*Task material*:
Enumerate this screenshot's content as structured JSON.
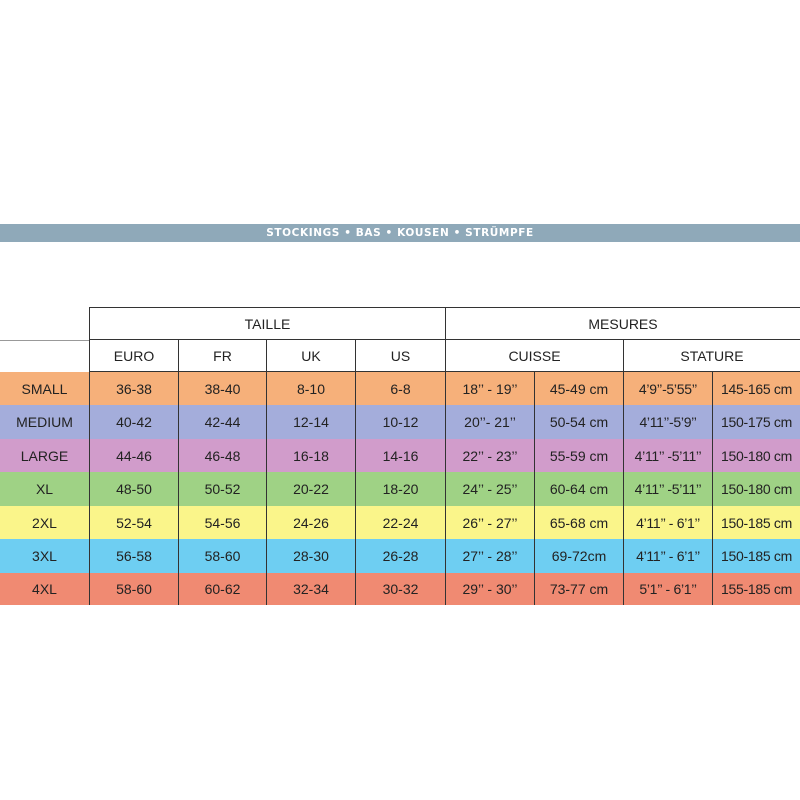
{
  "banner_text": "STOCKINGS • BAS • KOUSEN • STRÜMPFE",
  "header": {
    "group_taille": "TAILLE",
    "group_mesures": "MESURES",
    "euro": "EURO",
    "fr": "FR",
    "uk": "UK",
    "us": "US",
    "cuisse": "CUISSE",
    "stature": "STATURE"
  },
  "rows": [
    {
      "size": "SMALL",
      "euro": "36-38",
      "fr": "38-40",
      "uk": "8-10",
      "us": "6-8",
      "cuisse_in": "18’’ - 19’’",
      "cuisse_cm": "45-49 cm",
      "stature_ft": "4’9’’-5’55’’",
      "stature_cm": "145-165 cm",
      "color": "#f6b07a"
    },
    {
      "size": "MEDIUM",
      "euro": "40-42",
      "fr": "42-44",
      "uk": "12-14",
      "us": "10-12",
      "cuisse_in": "20’’- 21’’",
      "cuisse_cm": "50-54 cm",
      "stature_ft": "4’11’’-5’9’’",
      "stature_cm": "150-175 cm",
      "color": "#a4addb"
    },
    {
      "size": "LARGE",
      "euro": "44-46",
      "fr": "46-48",
      "uk": "16-18",
      "us": "14-16",
      "cuisse_in": "22’’ - 23’’",
      "cuisse_cm": "55-59 cm",
      "stature_ft": "4’11’’ -5’11’’",
      "stature_cm": "150-180 cm",
      "color": "#d19ccb"
    },
    {
      "size": "XL",
      "euro": "48-50",
      "fr": "50-52",
      "uk": "20-22",
      "us": "18-20",
      "cuisse_in": "24’’ - 25’’",
      "cuisse_cm": "60-64 cm",
      "stature_ft": "4’11’’ -5’11’’",
      "stature_cm": "150-180 cm",
      "color": "#9fd285"
    },
    {
      "size": "2XL",
      "euro": "52-54",
      "fr": "54-56",
      "uk": "24-26",
      "us": "22-24",
      "cuisse_in": "26’’ - 27’’",
      "cuisse_cm": "65-68 cm",
      "stature_ft": "4’11’’ - 6’1’’",
      "stature_cm": "150-185 cm",
      "color": "#faf58a"
    },
    {
      "size": "3XL",
      "euro": "56-58",
      "fr": "58-60",
      "uk": "28-30",
      "us": "26-28",
      "cuisse_in": "27’’ - 28’’",
      "cuisse_cm": "69-72cm",
      "stature_ft": "4’11’’ - 6’1’’",
      "stature_cm": "150-185 cm",
      "color": "#6ecef2"
    },
    {
      "size": "4XL",
      "euro": "58-60",
      "fr": "60-62",
      "uk": "32-34",
      "us": "30-32",
      "cuisse_in": "29’’ - 30’’",
      "cuisse_cm": "73-77 cm",
      "stature_ft": "5’1’’ - 6’1’’",
      "stature_cm": "155-185 cm",
      "color": "#f08a72"
    }
  ]
}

*Given problem*: Each record above must be returned exactly as written, with its pictures omitted.

*Result of the exercise*:
Enumerate this screenshot's content as structured JSON.
{
  "banner_text": "STOCKINGS • BAS • KOUSEN • STRÜMPFE",
  "header": {
    "group_taille": "TAILLE",
    "group_mesures": "MESURES",
    "euro": "EURO",
    "fr": "FR",
    "uk": "UK",
    "us": "US",
    "cuisse": "CUISSE",
    "stature": "STATURE"
  },
  "rows": [
    {
      "size": "SMALL",
      "euro": "36-38",
      "fr": "38-40",
      "uk": "8-10",
      "us": "6-8",
      "cuisse_in": "18’’ - 19’’",
      "cuisse_cm": "45-49 cm",
      "stature_ft": "4’9’’-5’55’’",
      "stature_cm": "145-165 cm",
      "color": "#f6b07a"
    },
    {
      "size": "MEDIUM",
      "euro": "40-42",
      "fr": "42-44",
      "uk": "12-14",
      "us": "10-12",
      "cuisse_in": "20’’- 21’’",
      "cuisse_cm": "50-54 cm",
      "stature_ft": "4’11’’-5’9’’",
      "stature_cm": "150-175 cm",
      "color": "#a4addb"
    },
    {
      "size": "LARGE",
      "euro": "44-46",
      "fr": "46-48",
      "uk": "16-18",
      "us": "14-16",
      "cuisse_in": "22’’ - 23’’",
      "cuisse_cm": "55-59 cm",
      "stature_ft": "4’11’’ -5’11’’",
      "stature_cm": "150-180 cm",
      "color": "#d19ccb"
    },
    {
      "size": "XL",
      "euro": "48-50",
      "fr": "50-52",
      "uk": "20-22",
      "us": "18-20",
      "cuisse_in": "24’’ - 25’’",
      "cuisse_cm": "60-64 cm",
      "stature_ft": "4’11’’ -5’11’’",
      "stature_cm": "150-180 cm",
      "color": "#9fd285"
    },
    {
      "size": "2XL",
      "euro": "52-54",
      "fr": "54-56",
      "uk": "24-26",
      "us": "22-24",
      "cuisse_in": "26’’ - 27’’",
      "cuisse_cm": "65-68 cm",
      "stature_ft": "4’11’’ - 6’1’’",
      "stature_cm": "150-185 cm",
      "color": "#faf58a"
    },
    {
      "size": "3XL",
      "euro": "56-58",
      "fr": "58-60",
      "uk": "28-30",
      "us": "26-28",
      "cuisse_in": "27’’ - 28’’",
      "cuisse_cm": "69-72cm",
      "stature_ft": "4’11’’ - 6’1’’",
      "stature_cm": "150-185 cm",
      "color": "#6ecef2"
    },
    {
      "size": "4XL",
      "euro": "58-60",
      "fr": "60-62",
      "uk": "32-34",
      "us": "30-32",
      "cuisse_in": "29’’ - 30’’",
      "cuisse_cm": "73-77 cm",
      "stature_ft": "5’1’’ - 6’1’’",
      "stature_cm": "155-185 cm",
      "color": "#f08a72"
    }
  ]
}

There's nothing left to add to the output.